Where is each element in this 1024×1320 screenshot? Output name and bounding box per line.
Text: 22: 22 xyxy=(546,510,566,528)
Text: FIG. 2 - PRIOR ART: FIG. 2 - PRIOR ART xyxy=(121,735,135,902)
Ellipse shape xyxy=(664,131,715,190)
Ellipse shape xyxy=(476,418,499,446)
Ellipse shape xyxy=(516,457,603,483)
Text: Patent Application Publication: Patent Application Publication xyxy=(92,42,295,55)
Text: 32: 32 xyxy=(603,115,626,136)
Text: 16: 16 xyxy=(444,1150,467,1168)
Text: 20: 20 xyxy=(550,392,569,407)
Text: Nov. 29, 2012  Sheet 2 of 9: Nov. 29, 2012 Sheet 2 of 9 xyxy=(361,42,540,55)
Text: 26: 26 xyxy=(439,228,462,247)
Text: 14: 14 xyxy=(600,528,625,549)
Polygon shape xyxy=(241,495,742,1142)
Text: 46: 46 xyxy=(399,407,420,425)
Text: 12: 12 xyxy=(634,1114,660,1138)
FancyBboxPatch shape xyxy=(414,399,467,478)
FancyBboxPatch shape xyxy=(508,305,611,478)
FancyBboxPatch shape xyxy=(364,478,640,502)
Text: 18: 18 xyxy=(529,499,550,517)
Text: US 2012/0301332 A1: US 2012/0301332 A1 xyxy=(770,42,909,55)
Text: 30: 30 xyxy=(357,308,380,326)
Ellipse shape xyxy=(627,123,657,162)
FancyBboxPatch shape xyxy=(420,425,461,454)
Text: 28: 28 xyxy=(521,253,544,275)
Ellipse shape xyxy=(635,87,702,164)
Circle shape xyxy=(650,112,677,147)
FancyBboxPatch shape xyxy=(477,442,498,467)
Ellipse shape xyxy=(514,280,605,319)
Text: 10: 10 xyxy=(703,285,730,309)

===============

PROBLEM TO SOLVE: Output the listing above again, line for line, without any changes.

SOLVED PROBLEM:
Where is each element in this 1024×1320 screenshot? Output name and bounding box per line.
Text: 22: 22 xyxy=(546,510,566,528)
Text: FIG. 2 - PRIOR ART: FIG. 2 - PRIOR ART xyxy=(121,735,135,902)
Ellipse shape xyxy=(664,131,715,190)
Ellipse shape xyxy=(476,418,499,446)
Ellipse shape xyxy=(516,457,603,483)
Text: Patent Application Publication: Patent Application Publication xyxy=(92,42,295,55)
Text: 32: 32 xyxy=(603,115,626,136)
Text: 16: 16 xyxy=(444,1150,467,1168)
Text: 20: 20 xyxy=(550,392,569,407)
Text: Nov. 29, 2012  Sheet 2 of 9: Nov. 29, 2012 Sheet 2 of 9 xyxy=(361,42,540,55)
Text: 26: 26 xyxy=(439,228,462,247)
Text: 14: 14 xyxy=(600,528,625,549)
Polygon shape xyxy=(241,495,742,1142)
Text: 46: 46 xyxy=(399,407,420,425)
Text: 12: 12 xyxy=(634,1114,660,1138)
FancyBboxPatch shape xyxy=(414,399,467,478)
FancyBboxPatch shape xyxy=(508,305,611,478)
FancyBboxPatch shape xyxy=(364,478,640,502)
Text: 18: 18 xyxy=(529,499,550,517)
Text: US 2012/0301332 A1: US 2012/0301332 A1 xyxy=(770,42,909,55)
Text: 30: 30 xyxy=(357,308,380,326)
Ellipse shape xyxy=(627,123,657,162)
FancyBboxPatch shape xyxy=(420,425,461,454)
Text: 28: 28 xyxy=(521,253,544,275)
Ellipse shape xyxy=(635,87,702,164)
Circle shape xyxy=(650,112,677,147)
FancyBboxPatch shape xyxy=(477,442,498,467)
Ellipse shape xyxy=(514,280,605,319)
Text: 10: 10 xyxy=(703,285,730,309)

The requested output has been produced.